- Aim of the exercise: Return all lines from the listing below in which the string "気付く力" occurs.
** start **
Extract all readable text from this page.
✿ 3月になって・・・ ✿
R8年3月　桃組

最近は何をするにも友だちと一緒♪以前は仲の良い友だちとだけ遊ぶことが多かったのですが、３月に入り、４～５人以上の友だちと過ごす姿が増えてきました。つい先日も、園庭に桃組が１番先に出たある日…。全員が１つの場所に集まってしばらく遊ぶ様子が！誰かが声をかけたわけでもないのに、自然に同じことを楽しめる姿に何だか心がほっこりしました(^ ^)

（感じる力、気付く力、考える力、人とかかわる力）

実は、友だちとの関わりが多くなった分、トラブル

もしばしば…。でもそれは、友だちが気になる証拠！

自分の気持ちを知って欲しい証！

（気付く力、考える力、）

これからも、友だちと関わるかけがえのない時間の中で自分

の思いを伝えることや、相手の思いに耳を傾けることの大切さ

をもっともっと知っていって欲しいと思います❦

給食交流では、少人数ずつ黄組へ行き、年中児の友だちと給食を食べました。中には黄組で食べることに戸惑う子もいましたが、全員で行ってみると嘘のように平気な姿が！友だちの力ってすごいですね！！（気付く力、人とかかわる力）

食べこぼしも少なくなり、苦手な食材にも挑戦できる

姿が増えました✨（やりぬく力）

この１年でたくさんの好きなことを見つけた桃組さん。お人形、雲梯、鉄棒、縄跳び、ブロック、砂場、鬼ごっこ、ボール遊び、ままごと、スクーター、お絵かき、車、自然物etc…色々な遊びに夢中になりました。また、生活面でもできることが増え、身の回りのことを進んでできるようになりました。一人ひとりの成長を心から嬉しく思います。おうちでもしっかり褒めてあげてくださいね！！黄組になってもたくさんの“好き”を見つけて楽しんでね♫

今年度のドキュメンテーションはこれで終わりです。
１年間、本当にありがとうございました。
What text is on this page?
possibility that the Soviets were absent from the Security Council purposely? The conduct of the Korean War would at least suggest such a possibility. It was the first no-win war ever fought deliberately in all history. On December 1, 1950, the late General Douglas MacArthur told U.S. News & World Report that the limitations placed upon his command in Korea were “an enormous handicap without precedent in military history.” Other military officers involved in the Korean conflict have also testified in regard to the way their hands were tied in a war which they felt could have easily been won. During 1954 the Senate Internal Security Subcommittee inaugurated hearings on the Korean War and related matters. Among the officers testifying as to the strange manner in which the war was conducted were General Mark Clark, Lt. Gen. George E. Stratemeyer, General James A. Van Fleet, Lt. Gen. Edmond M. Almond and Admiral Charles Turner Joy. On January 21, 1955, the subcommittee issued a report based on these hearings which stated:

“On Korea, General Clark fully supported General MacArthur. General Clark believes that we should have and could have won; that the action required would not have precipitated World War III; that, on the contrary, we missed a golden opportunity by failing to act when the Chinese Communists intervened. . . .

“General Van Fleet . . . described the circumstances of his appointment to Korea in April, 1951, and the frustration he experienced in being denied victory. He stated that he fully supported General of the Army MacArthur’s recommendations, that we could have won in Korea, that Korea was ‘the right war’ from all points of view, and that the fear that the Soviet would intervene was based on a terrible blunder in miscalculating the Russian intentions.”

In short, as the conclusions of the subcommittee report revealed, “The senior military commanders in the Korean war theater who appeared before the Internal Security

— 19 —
** end **
- The response:
（感じる力、気付く力、考える力、人とかかわる力）
（気付く力、考える力、）
給食交流では、少人数ずつ黄組へ行き、年中児の友だちと給食を食べました。中には黄組で食べることに戸惑う子もいましたが、全員で行ってみると嘘のように平気な姿が！友だちの力ってすごいですね！！（気付く力、人とかかわる力）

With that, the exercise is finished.